EXERCISE: Extract every record, exactly as written, and ignore the pictures.

RECORDS FOR PROCESSING:
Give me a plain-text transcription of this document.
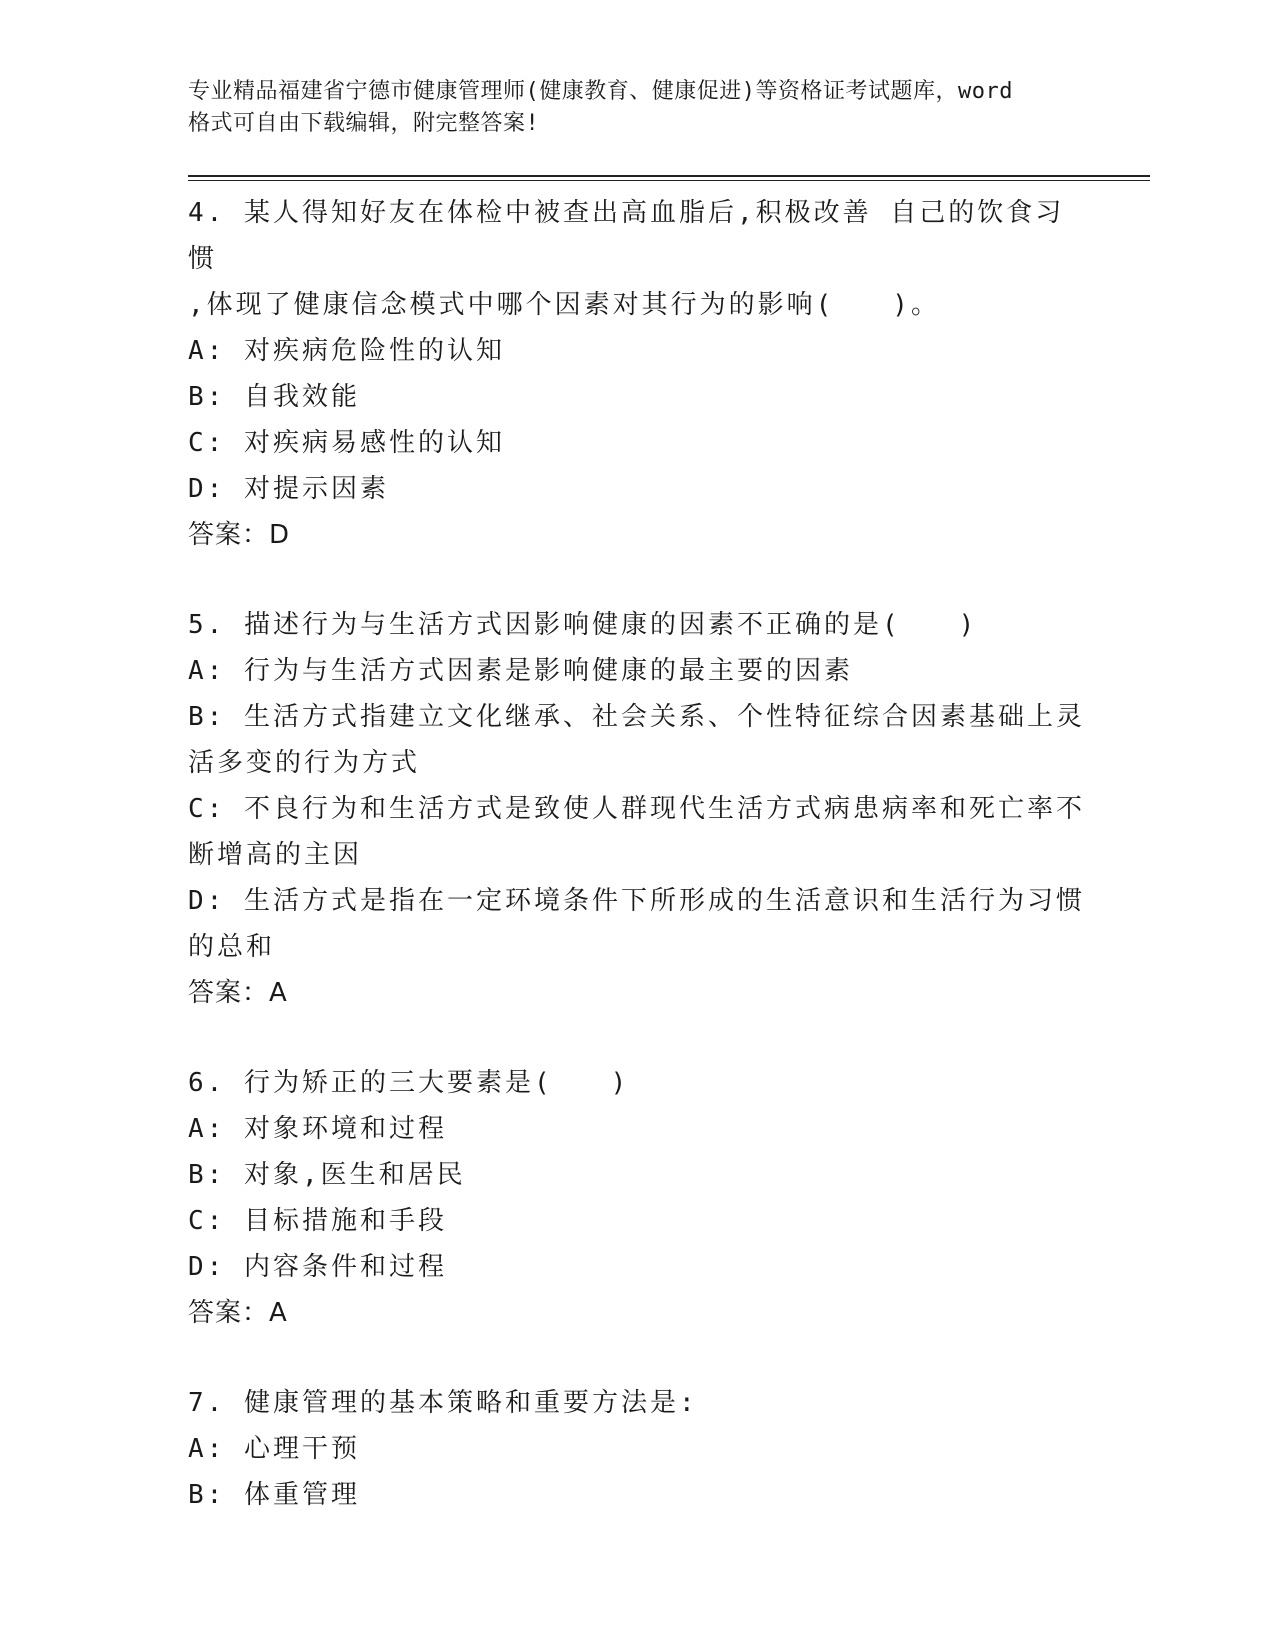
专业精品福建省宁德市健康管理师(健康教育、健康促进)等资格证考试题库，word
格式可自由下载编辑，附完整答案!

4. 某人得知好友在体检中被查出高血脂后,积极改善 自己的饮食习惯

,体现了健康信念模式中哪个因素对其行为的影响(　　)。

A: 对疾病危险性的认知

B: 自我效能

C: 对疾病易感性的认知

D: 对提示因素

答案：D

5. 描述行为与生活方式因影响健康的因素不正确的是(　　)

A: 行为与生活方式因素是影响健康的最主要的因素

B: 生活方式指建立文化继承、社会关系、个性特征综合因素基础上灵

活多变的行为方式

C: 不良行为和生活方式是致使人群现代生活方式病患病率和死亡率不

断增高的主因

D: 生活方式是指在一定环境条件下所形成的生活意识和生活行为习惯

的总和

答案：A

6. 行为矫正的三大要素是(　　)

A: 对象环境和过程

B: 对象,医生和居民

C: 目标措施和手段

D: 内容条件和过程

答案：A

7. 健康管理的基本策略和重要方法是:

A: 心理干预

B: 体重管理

RESPONSE TO THE TASK:
Give me a plain-text transcription of this document.
专业精品福建省宁德市健康管理师(健康教育、健康促进)等资格证考试题库，word
格式可自由下载编辑，附完整答案!

4. 某人得知好友在体检中被查出高血脂后,积极改善 自己的饮食习惯

,体现了健康信念模式中哪个因素对其行为的影响(　　)。

A: 对疾病危险性的认知

B: 自我效能

C: 对疾病易感性的认知

D: 对提示因素

答案：D

5. 描述行为与生活方式因影响健康的因素不正确的是(　　)

A: 行为与生活方式因素是影响健康的最主要的因素

B: 生活方式指建立文化继承、社会关系、个性特征综合因素基础上灵

活多变的行为方式

C: 不良行为和生活方式是致使人群现代生活方式病患病率和死亡率不

断增高的主因

D: 生活方式是指在一定环境条件下所形成的生活意识和生活行为习惯

的总和

答案：A

6. 行为矫正的三大要素是(　　)

A: 对象环境和过程

B: 对象,医生和居民

C: 目标措施和手段

D: 内容条件和过程

答案：A

7. 健康管理的基本策略和重要方法是:

A: 心理干预

B: 体重管理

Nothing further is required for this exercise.